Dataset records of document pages
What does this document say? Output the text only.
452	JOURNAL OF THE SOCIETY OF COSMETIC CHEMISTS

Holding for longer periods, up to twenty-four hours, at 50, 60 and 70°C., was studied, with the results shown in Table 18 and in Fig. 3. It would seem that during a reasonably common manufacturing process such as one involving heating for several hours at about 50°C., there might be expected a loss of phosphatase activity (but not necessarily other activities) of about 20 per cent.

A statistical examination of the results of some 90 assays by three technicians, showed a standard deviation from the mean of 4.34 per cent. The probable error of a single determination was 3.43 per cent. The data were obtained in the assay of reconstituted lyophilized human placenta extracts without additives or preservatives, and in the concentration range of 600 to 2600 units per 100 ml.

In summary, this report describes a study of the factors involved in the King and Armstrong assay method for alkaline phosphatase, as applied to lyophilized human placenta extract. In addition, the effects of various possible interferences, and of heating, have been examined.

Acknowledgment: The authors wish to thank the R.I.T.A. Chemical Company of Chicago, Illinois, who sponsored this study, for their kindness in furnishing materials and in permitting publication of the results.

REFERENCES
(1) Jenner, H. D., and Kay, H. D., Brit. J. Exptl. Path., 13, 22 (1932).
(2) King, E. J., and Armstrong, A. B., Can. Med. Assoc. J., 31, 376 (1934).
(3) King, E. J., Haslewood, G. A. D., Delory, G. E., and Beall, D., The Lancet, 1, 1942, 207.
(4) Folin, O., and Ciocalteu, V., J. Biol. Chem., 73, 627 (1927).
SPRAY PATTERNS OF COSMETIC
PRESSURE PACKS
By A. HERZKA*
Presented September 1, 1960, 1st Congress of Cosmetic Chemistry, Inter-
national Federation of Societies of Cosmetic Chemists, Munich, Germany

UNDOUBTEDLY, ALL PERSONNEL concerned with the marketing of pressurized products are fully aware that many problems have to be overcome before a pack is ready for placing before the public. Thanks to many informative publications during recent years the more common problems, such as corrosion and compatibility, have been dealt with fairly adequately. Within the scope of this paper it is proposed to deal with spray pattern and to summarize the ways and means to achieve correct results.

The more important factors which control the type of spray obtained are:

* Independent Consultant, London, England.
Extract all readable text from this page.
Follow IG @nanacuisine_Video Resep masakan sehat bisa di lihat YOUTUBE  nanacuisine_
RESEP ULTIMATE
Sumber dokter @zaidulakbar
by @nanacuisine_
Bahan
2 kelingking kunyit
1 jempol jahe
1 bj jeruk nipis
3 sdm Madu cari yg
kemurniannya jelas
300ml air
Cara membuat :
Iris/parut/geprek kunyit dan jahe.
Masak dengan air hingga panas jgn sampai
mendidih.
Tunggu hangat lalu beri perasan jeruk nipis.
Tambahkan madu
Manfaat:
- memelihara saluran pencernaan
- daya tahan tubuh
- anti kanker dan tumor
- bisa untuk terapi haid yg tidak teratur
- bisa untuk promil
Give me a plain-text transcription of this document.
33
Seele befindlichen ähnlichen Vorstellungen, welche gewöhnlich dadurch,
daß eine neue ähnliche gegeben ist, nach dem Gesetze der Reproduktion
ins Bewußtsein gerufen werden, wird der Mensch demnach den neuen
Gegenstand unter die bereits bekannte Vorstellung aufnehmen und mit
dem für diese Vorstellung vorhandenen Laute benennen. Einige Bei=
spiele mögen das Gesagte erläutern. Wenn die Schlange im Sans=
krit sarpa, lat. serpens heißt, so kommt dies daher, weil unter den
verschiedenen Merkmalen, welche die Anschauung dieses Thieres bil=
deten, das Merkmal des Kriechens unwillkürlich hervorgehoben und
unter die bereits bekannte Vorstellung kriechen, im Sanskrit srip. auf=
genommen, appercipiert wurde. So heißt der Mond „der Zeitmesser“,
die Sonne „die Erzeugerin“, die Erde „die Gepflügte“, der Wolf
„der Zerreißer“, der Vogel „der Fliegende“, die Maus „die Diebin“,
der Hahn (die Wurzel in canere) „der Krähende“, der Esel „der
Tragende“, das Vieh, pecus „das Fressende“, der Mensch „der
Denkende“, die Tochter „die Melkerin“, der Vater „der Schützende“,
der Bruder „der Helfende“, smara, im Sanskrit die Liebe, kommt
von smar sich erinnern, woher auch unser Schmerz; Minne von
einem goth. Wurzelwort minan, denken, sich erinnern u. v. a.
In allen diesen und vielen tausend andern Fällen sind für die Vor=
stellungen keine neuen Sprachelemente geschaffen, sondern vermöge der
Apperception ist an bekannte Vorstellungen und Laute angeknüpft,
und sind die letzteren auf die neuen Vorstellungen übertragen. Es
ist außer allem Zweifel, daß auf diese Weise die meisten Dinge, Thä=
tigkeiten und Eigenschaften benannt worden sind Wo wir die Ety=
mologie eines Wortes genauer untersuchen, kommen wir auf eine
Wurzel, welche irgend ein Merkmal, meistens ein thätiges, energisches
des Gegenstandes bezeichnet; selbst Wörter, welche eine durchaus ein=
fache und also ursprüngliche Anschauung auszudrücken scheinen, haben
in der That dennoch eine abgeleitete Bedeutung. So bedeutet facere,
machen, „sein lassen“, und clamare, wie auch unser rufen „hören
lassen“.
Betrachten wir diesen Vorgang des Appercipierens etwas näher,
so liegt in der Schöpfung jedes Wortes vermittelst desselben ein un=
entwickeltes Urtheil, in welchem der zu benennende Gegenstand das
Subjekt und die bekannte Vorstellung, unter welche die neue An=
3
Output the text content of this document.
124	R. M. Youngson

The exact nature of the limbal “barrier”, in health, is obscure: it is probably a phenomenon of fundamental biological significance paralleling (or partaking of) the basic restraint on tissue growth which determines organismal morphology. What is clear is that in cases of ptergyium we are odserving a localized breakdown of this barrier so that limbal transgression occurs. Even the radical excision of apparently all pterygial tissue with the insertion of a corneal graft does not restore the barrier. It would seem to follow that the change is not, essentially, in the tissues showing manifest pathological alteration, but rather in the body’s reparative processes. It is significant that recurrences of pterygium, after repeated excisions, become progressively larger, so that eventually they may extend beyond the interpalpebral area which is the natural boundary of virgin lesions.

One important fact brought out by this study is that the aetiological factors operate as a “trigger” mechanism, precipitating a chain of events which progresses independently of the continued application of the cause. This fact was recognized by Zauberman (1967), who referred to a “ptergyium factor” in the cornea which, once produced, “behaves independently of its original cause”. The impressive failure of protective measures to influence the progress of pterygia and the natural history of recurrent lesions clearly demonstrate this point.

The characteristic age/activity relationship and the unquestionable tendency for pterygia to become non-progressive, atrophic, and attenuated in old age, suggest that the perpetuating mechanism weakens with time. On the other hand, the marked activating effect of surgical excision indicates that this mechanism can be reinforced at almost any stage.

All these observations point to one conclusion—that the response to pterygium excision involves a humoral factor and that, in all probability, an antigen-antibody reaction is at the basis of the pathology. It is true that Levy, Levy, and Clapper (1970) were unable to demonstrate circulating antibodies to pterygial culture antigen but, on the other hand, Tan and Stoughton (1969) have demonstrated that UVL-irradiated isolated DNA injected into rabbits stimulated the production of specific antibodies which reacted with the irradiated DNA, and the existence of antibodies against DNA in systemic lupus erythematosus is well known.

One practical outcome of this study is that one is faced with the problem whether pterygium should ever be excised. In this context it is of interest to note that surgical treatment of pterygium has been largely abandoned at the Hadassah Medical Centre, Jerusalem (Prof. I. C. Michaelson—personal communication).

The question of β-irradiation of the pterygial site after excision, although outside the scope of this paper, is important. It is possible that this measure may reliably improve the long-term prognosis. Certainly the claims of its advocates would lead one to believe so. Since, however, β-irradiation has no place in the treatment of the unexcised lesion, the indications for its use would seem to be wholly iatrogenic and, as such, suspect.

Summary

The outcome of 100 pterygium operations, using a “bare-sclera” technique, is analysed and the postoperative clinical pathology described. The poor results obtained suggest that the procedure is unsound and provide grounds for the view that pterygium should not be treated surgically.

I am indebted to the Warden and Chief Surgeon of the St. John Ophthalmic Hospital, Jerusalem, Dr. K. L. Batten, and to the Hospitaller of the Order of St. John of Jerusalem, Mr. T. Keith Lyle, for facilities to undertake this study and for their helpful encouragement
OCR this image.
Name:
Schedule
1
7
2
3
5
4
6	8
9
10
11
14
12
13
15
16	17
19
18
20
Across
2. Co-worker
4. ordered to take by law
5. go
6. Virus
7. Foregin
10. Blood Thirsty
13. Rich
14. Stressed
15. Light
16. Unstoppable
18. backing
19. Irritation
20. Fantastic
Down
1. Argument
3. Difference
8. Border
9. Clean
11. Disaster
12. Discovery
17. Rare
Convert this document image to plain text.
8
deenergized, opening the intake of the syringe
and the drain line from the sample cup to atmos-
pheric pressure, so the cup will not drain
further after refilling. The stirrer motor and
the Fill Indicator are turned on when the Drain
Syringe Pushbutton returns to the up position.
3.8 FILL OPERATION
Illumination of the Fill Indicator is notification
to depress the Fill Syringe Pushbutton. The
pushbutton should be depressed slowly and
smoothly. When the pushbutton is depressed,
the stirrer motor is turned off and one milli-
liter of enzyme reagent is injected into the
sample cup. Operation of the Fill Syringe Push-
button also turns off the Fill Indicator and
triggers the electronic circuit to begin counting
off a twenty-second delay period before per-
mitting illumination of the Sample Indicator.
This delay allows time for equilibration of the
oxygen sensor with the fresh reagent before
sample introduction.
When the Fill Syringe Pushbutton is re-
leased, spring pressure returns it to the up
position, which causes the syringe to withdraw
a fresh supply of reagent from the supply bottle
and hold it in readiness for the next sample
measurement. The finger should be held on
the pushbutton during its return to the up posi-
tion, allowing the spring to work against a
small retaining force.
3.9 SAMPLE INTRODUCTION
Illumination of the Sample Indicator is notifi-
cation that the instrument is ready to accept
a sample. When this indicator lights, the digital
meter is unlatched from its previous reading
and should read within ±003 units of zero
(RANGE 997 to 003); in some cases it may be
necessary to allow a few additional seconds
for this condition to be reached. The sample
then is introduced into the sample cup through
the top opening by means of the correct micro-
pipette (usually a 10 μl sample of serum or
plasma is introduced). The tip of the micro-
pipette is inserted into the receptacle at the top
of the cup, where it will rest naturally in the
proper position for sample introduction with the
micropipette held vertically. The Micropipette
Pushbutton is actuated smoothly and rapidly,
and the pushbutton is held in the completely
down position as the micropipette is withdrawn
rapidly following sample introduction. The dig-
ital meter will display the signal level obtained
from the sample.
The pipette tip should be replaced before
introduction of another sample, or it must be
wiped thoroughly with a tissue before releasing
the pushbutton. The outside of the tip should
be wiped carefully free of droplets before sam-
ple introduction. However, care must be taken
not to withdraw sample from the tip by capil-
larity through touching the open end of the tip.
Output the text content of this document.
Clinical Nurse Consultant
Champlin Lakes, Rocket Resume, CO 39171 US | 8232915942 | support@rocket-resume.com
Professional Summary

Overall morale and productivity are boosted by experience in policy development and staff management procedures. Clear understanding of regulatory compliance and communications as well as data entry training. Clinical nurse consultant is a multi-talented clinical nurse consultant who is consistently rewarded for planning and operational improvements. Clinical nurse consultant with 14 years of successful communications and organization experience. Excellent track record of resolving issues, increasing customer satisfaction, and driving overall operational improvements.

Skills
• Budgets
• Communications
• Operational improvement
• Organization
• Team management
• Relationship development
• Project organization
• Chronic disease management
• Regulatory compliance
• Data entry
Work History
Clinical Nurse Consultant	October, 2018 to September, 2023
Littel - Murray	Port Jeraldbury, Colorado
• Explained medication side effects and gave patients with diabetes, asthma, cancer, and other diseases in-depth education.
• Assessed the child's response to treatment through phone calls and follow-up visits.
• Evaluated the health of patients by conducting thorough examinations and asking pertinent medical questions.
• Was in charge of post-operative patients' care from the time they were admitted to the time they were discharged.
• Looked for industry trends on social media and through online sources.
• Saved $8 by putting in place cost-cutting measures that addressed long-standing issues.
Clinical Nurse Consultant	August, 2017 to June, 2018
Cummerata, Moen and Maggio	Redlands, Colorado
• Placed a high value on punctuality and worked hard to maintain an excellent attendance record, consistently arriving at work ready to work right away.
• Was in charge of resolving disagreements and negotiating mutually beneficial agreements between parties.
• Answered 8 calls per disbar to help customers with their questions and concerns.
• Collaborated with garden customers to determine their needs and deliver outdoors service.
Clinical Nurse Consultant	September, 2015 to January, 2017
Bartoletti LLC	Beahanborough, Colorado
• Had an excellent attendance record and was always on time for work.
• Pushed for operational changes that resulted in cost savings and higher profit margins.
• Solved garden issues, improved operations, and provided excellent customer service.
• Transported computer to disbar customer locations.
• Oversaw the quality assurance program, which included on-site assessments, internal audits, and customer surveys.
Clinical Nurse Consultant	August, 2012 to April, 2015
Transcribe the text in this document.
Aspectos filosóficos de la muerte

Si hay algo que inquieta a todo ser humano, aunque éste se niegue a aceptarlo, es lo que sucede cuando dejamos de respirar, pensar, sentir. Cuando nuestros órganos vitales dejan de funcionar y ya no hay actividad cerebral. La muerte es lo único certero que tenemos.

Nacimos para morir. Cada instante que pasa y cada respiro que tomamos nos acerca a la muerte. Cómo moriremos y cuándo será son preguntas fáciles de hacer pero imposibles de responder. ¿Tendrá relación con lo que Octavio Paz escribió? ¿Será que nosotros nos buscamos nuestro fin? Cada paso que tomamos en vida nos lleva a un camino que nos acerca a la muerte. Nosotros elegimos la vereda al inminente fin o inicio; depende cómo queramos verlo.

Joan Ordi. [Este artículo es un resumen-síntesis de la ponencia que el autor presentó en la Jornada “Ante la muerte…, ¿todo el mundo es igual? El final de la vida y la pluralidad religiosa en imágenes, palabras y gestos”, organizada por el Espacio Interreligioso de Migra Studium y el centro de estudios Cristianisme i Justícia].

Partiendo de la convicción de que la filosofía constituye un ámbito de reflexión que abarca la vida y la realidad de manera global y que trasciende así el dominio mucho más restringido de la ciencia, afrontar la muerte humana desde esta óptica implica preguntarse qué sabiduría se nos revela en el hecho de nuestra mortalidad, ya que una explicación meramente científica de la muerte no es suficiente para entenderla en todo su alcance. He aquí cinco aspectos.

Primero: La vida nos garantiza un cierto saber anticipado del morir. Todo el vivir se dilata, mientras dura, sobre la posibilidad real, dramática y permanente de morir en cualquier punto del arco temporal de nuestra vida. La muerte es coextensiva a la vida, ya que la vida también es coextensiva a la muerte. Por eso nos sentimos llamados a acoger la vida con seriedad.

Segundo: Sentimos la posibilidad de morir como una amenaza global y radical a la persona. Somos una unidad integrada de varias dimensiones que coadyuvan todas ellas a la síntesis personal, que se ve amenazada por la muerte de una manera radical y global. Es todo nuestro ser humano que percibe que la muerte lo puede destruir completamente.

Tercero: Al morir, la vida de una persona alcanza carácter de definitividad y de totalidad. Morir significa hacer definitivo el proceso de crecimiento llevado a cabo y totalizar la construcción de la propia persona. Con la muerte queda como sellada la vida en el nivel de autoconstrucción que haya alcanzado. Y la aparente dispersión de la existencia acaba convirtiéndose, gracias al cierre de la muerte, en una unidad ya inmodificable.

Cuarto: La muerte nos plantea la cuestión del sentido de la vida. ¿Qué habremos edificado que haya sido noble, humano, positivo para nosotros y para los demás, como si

- [WHAT TO DO]
Lines with "kunyit" in the records above: copy every one of them.

- [OUTPUT FOR THIS EXERCISE]
2 kelingking kunyit
Iris/parut/geprek kunyit dan jahe.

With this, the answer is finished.